Task details: Images do not belong in the copy. Retype all the entries below exactly.

Data records:
——————————

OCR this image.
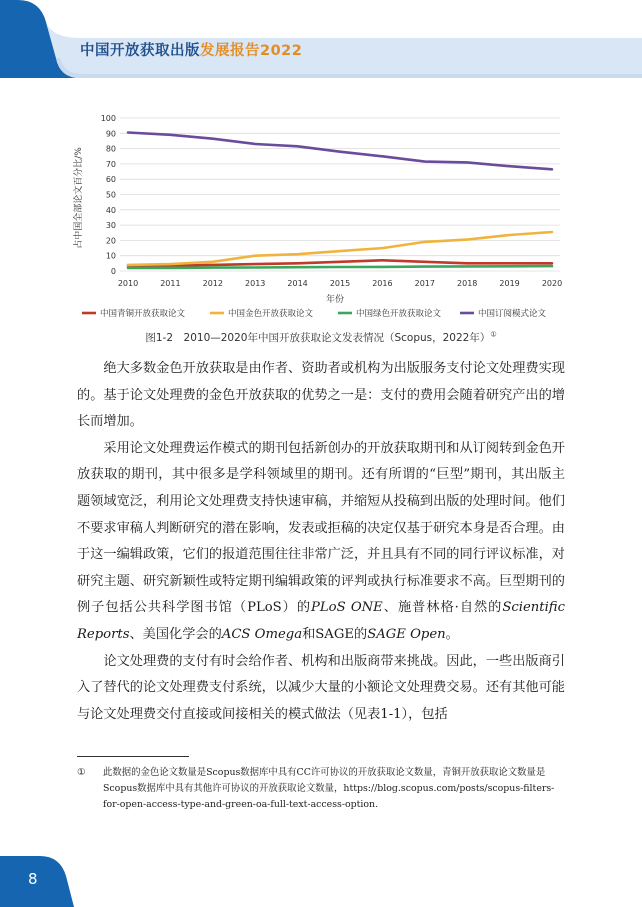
中国开放获取出版发展报告2022
0
10
20
30
40
50
60
70
80
90
100
2010	2011	2012	2013	2014	2015	2016	2017	2018	2019	2020
占中国全部论文百分比/%
年份
中国青铜开放获取论文	中国金色开放获取论文	中国绿色开放获取论文	中国订阅模式论文
图1-2　2010—2020年中国开放获取论文发表情况（Scopus，2022年）①

绝大多数金色开放获取是由作者、资助者或机构为出版服务支付论文处理费实现的。基于论文处理费的金色开放获取的优势之一是：支付的费用会随着研究产出的增长而增加。

采用论文处理费运作模式的期刊包括新创办的开放获取期刊和从订阅转到金色开放获取的期刊，其中很多是学科领域里的期刊。还有所谓的“巨型”期刊，其出版主题领域宽泛，利用论文处理费支持快速审稿，并缩短从投稿到出版的处理时间。他们不要求审稿人判断研究的潜在影响，发表或拒稿的决定仅基于研究本身是否合理。由于这一编辑政策，它们的报道范围往往非常广泛，并且具有不同的同行评议标准，对研究主题、研究新颖性或特定期刊编辑政策的评判或执行标准要求不高。巨型期刊的例子包括公共科学图书馆（PLoS）的PLoS ONE、施普林格·自然的Scientific Reports、美国化学会的ACS Omega和SAGE的SAGE Open。

论文处理费的支付有时会给作者、机构和出版商带来挑战。因此，一些出版商引入了替代的论文处理费支付系统，以减少大量的小额论文处理费交易。还有其他可能与论文处理费交付直接或间接相关的模式做法（见表1-1），包括

① 此数据的金色论文数量是Scopus数据库中具有CC许可协议的开放获取论文数量，青铜开放获取论文数量是Scopus数据库中具有其他许可协议的开放获取论文数量，https://blog.scopus.com/posts/scopus-filters-for-open-access-type-and-green-oa-full-text-access-option.
8
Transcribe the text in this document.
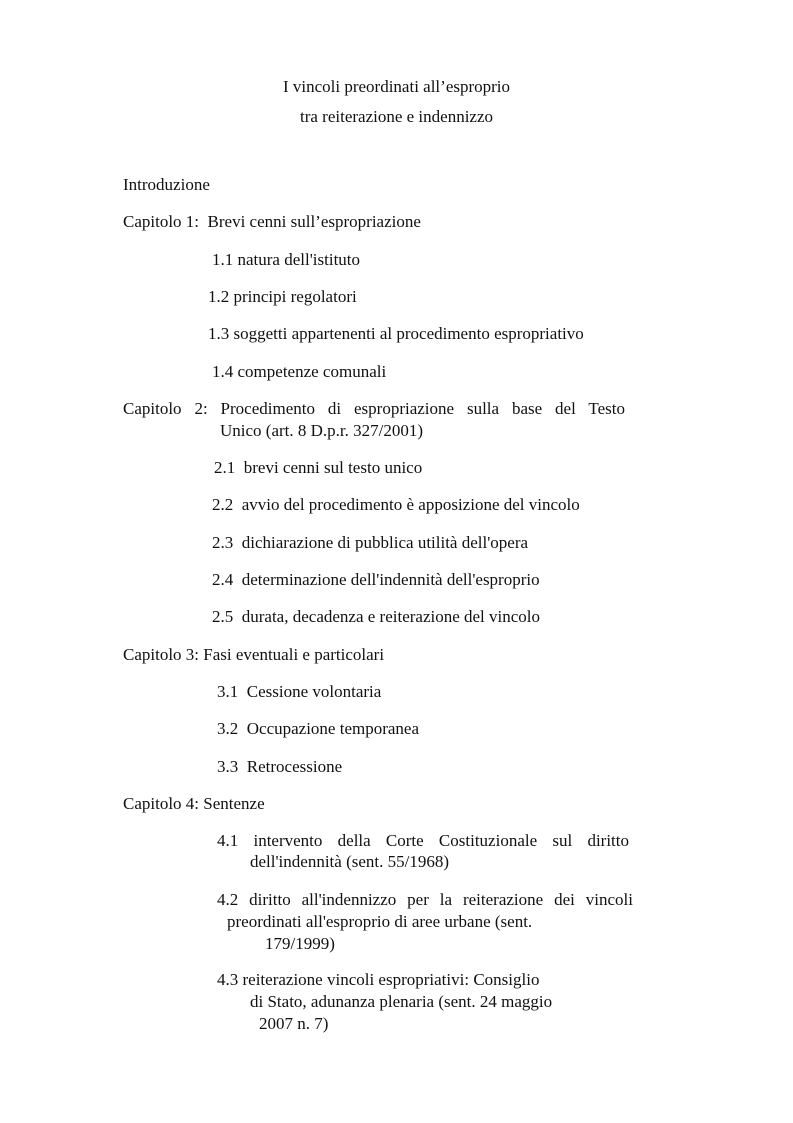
I vincoli preordinati all’esproprio
tra reiterazione e indennizzo
Introduzione
Capitolo 1:  Brevi cenni sull’espropriazione
1.1 natura dell'istituto
1.2 principi regolatori
1.3 soggetti appartenenti al procedimento espropriativo
1.4 competenze comunali
Capitolo 2: Procedimento di espropriazione sulla base del Testo
Unico (art. 8 D.p.r. 327/2001)
2.1  brevi cenni sul testo unico
2.2  avvio del procedimento è apposizione del vincolo
2.3  dichiarazione di pubblica utilità dell'opera
2.4  determinazione dell'indennità dell'esproprio
2.5  durata, decadenza e reiterazione del vincolo
Capitolo 3: Fasi eventuali e particolari
3.1  Cessione volontaria
3.2  Occupazione temporanea
3.3  Retrocessione
Capitolo 4: Sentenze
4.1 intervento della Corte Costituzionale sul diritto
dell'indennità (sent. 55/1968)
4.2 diritto all'indennizzo per la reiterazione dei vincoli
preordinati all'esproprio di aree urbane (sent.
179/1999)
4.3 reiterazione vincoli espropriativi: Consiglio
di Stato, adunanza plenaria (sent. 24 maggio
2007 n. 7)
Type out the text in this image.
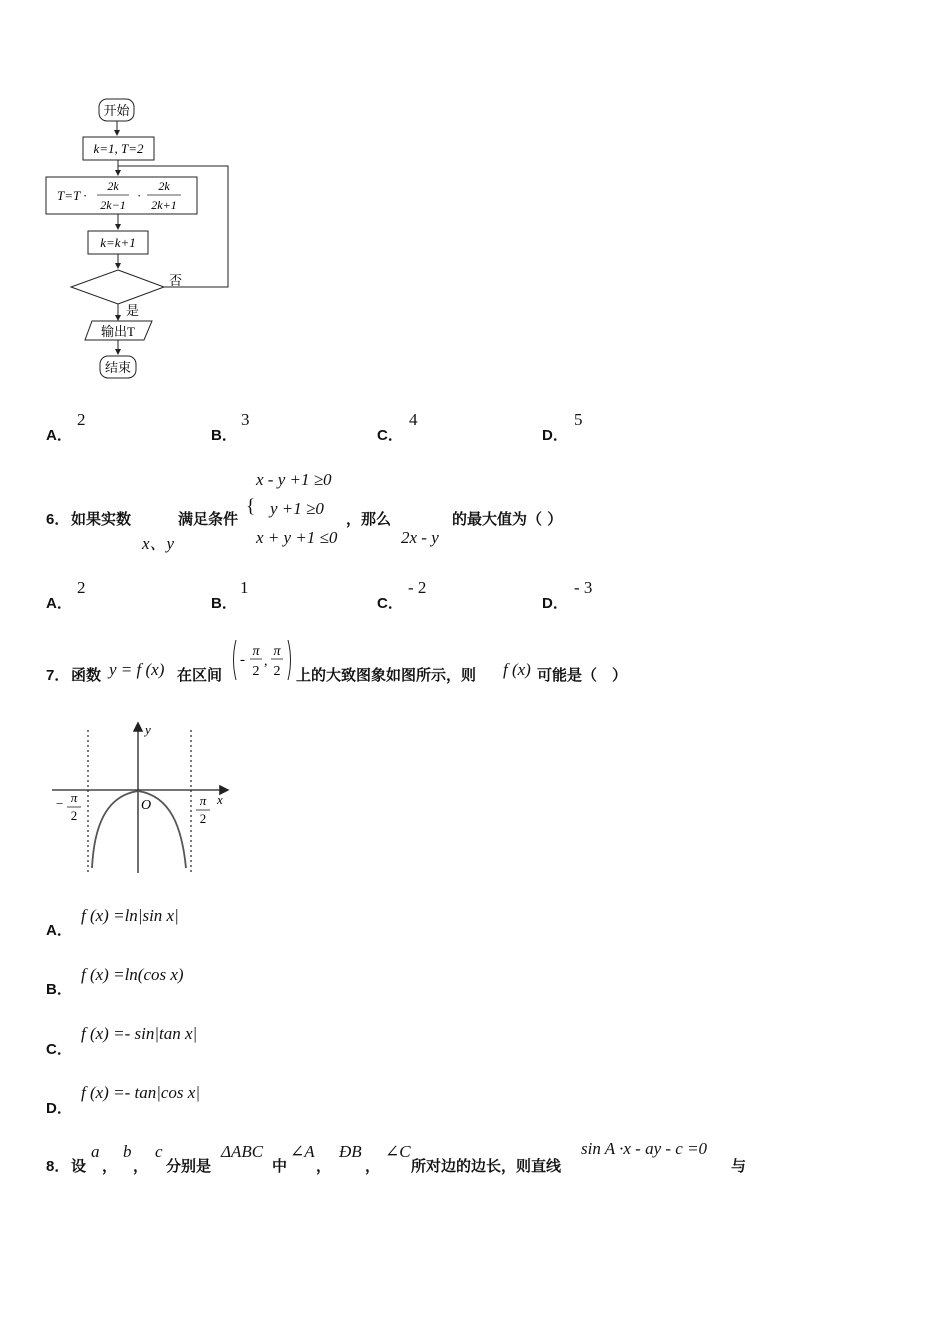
开始
k=1, T=2
T=T ·
2k
2k−1
·
2k
2k+1
k=k+1
否
是
输出T
结束
A．
2
B．
3
C．
4
D．
5
x - y +1 ≥0
6． 如果实数	满足条件
{ y +1 ≥0
，那么	的最大值为（ ）
x、y	x + y +1 ≤0	2x - y
A．
2
B．
1
C．
- 2
D．
- 3
7． 函数 y = f (x) 在区间
-
π
2
,
π
2 上的大致图象如图所示，则 f (x) 可能是（　）
y
x
O
− π
2
π
2
A．
f (x) =ln|sin x|
B．
f (x) =ln(cos x)
C．
f (x) =- sin|tan x|
D．
f (x) =- tan|cos x|
8． 设
a
，
b
，
c
分别是
ΔABC
中
∠A
，
ÐB
，
∠C
所对边的边长，则直线
sin A ·x - ay - c =0
与
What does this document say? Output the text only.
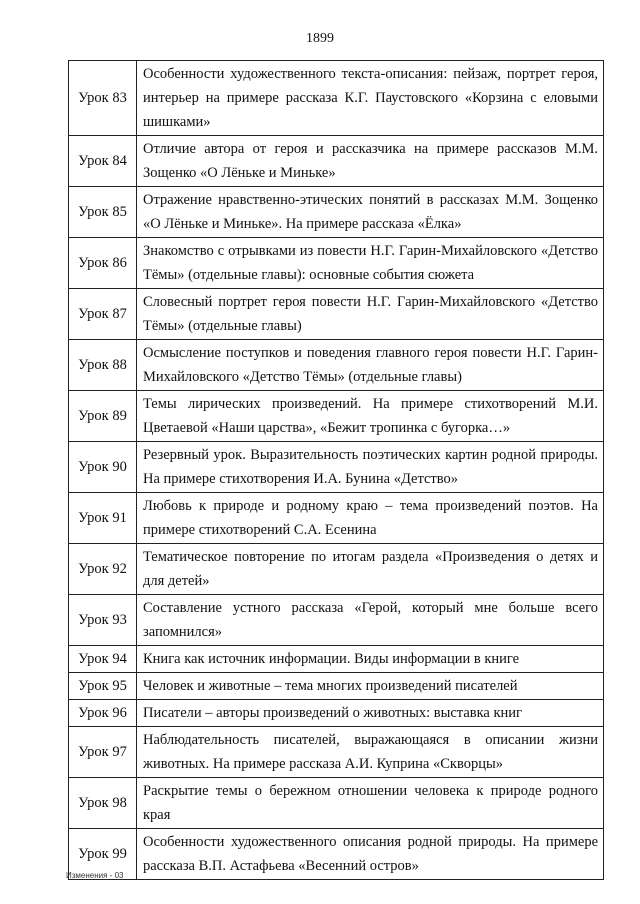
1899
Урок 83	Особенности художественного текста-описания: пейзаж, портрет героя, интерьер на примере рассказа К.Г. Паустовского «Корзина с еловыми шишками»
Урок 84	Отличие автора от героя и рассказчика на примере рассказов М.М. Зощенко «О Лёньке и Миньке»
Урок 85	Отражение нравственно-этических понятий в рассказах М.М. Зощенко «О Лёньке и Миньке». На примере рассказа «Ёлка»
Урок 86	Знакомство с отрывками из повести Н.Г. Гарин-Михайловского «Детство Тёмы» (отдельные главы): основные события сюжета
Урок 87	Словесный портрет героя повести Н.Г. Гарин-Михайловского «Детство Тёмы» (отдельные главы)
Урок 88	Осмысление поступков и поведения главного героя повести Н.Г. Гарин-Михайловского «Детство Тёмы» (отдельные главы)
Урок 89	Темы лирических произведений. На примере стихотворений М.И. Цветаевой «Наши царства», «Бежит тропинка с бугорка…»
Урок 90	Резервный урок. Выразительность поэтических картин родной природы. На примере стихотворения И.А. Бунина «Детство»
Урок 91	Любовь к природе и родному краю – тема произведений поэтов. На примере стихотворений С.А. Есенина
Урок 92	Тематическое повторение по итогам раздела «Произведения о детях и для детей»
Урок 93	Составление устного рассказа «Герой, который мне больше всего запомнился»
Урок 94	Книга как источник информации. Виды информации в книге
Урок 95	Человек и животные – тема многих произведений писателей
Урок 96	Писатели – авторы произведений о животных: выставка книг
Урок 97	Наблюдательность писателей, выражающаяся в описании жизни животных. На примере рассказа А.И. Куприна «Скворцы»
Урок 98	Раскрытие темы о бережном отношении человека к природе родного края
Урок 99	Особенности художественного описания родной природы. На примере рассказа В.П. Астафьева «Весенний остров»
Изменения - 03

——————————

Task response:
OCR this image.
中国开放获取出版发展报告2022
0
10
20
30
40
50
60
70
80
90
100
2010	2011	2012	2013	2014	2015	2016	2017	2018	2019	2020
占中国全部论文百分比/%
年份
中国青铜开放获取论文	中国金色开放获取论文	中国绿色开放获取论文	中国订阅模式论文
图1-2　2010—2020年中国开放获取论文发表情况（Scopus，2022年）①

绝大多数金色开放获取是由作者、资助者或机构为出版服务支付论文处理费实现的。基于论文处理费的金色开放获取的优势之一是：支付的费用会随着研究产出的增长而增加。

采用论文处理费运作模式的期刊包括新创办的开放获取期刊和从订阅转到金色开放获取的期刊，其中很多是学科领域里的期刊。还有所谓的“巨型”期刊，其出版主题领域宽泛，利用论文处理费支持快速审稿，并缩短从投稿到出版的处理时间。他们不要求审稿人判断研究的潜在影响，发表或拒稿的决定仅基于研究本身是否合理。由于这一编辑政策，它们的报道范围往往非常广泛，并且具有不同的同行评议标准，对研究主题、研究新颖性或特定期刊编辑政策的评判或执行标准要求不高。巨型期刊的例子包括公共科学图书馆（PLoS）的PLoS ONE、施普林格·自然的Scientific Reports、美国化学会的ACS Omega和SAGE的SAGE Open。

论文处理费的支付有时会给作者、机构和出版商带来挑战。因此，一些出版商引入了替代的论文处理费支付系统，以减少大量的小额论文处理费交易。还有其他可能与论文处理费交付直接或间接相关的模式做法（见表1-1），包括

① 此数据的金色论文数量是Scopus数据库中具有CC许可协议的开放获取论文数量，青铜开放获取论文数量是Scopus数据库中具有其他许可协议的开放获取论文数量，https://blog.scopus.com/posts/scopus-filters-for-open-access-type-and-green-oa-full-text-access-option.
8
Transcribe the text in this document.
I vincoli preordinati all’esproprio
tra reiterazione e indennizzo
Introduzione
Capitolo 1:  Brevi cenni sull’espropriazione
1.1 natura dell'istituto
1.2 principi regolatori
1.3 soggetti appartenenti al procedimento espropriativo
1.4 competenze comunali
Capitolo 2: Procedimento di espropriazione sulla base del Testo
Unico (art. 8 D.p.r. 327/2001)
2.1  brevi cenni sul testo unico
2.2  avvio del procedimento è apposizione del vincolo
2.3  dichiarazione di pubblica utilità dell'opera
2.4  determinazione dell'indennità dell'esproprio
2.5  durata, decadenza e reiterazione del vincolo
Capitolo 3: Fasi eventuali e particolari
3.1  Cessione volontaria
3.2  Occupazione temporanea
3.3  Retrocessione
Capitolo 4: Sentenze
4.1 intervento della Corte Costituzionale sul diritto
dell'indennità (sent. 55/1968)
4.2 diritto all'indennizzo per la reiterazione dei vincoli
preordinati all'esproprio di aree urbane (sent.
179/1999)
4.3 reiterazione vincoli espropriativi: Consiglio
di Stato, adunanza plenaria (sent. 24 maggio
2007 n. 7)
Type out the text in this image.
开始
k=1, T=2
T=T ·
2k
2k−1
·
2k
2k+1
k=k+1
否
是
输出T
结束
A．
2
B．
3
C．
4
D．
5
x - y +1 ≥0
6． 如果实数	满足条件
{ y +1 ≥0
，那么	的最大值为（ ）
x、y	x + y +1 ≤0	2x - y
A．
2
B．
1
C．
- 2
D．
- 3
7． 函数 y = f (x) 在区间
-
π
2
,
π
2 上的大致图象如图所示，则 f (x) 可能是（　）
y
x
O
− π
2
π
2
A．
f (x) =ln|sin x|
B．
f (x) =ln(cos x)
C．
f (x) =- sin|tan x|
D．
f (x) =- tan|cos x|
8． 设
a
，
b
，
c
分别是
ΔABC
中
∠A
，
ÐB
，
∠C
所对边的边长，则直线
sin A ·x - ay - c =0
与
What does this document say? Output the text only.
1899
Урок 83	Особенности художественного текста-описания: пейзаж, портрет героя, интерьер на примере рассказа К.Г. Паустовского «Корзина с еловыми шишками»
Урок 84	Отличие автора от героя и рассказчика на примере рассказов М.М. Зощенко «О Лёньке и Миньке»
Урок 85	Отражение нравственно-этических понятий в рассказах М.М. Зощенко «О Лёньке и Миньке». На примере рассказа «Ёлка»
Урок 86	Знакомство с отрывками из повести Н.Г. Гарин-Михайловского «Детство Тёмы» (отдельные главы): основные события сюжета
Урок 87	Словесный портрет героя повести Н.Г. Гарин-Михайловского «Детство Тёмы» (отдельные главы)
Урок 88	Осмысление поступков и поведения главного героя повести Н.Г. Гарин-Михайловского «Детство Тёмы» (отдельные главы)
Урок 89	Темы лирических произведений. На примере стихотворений М.И. Цветаевой «Наши царства», «Бежит тропинка с бугорка…»
Урок 90	Резервный урок. Выразительность поэтических картин родной природы. На примере стихотворения И.А. Бунина «Детство»
Урок 91	Любовь к природе и родному краю – тема произведений поэтов. На примере стихотворений С.А. Есенина
Урок 92	Тематическое повторение по итогам раздела «Произведения о детях и для детей»
Урок 93	Составление устного рассказа «Герой, который мне больше всего запомнился»
Урок 94	Книга как источник информации. Виды информации в книге
Урок 95	Человек и животные – тема многих произведений писателей
Урок 96	Писатели – авторы произведений о животных: выставка книг
Урок 97	Наблюдательность писателей, выражающаяся в описании жизни животных. На примере рассказа А.И. Куприна «Скворцы»
Урок 98	Раскрытие темы о бережном отношении человека к природе родного края
Урок 99	Особенности художественного описания родной природы. На примере рассказа В.П. Астафьева «Весенний остров»
Изменения - 03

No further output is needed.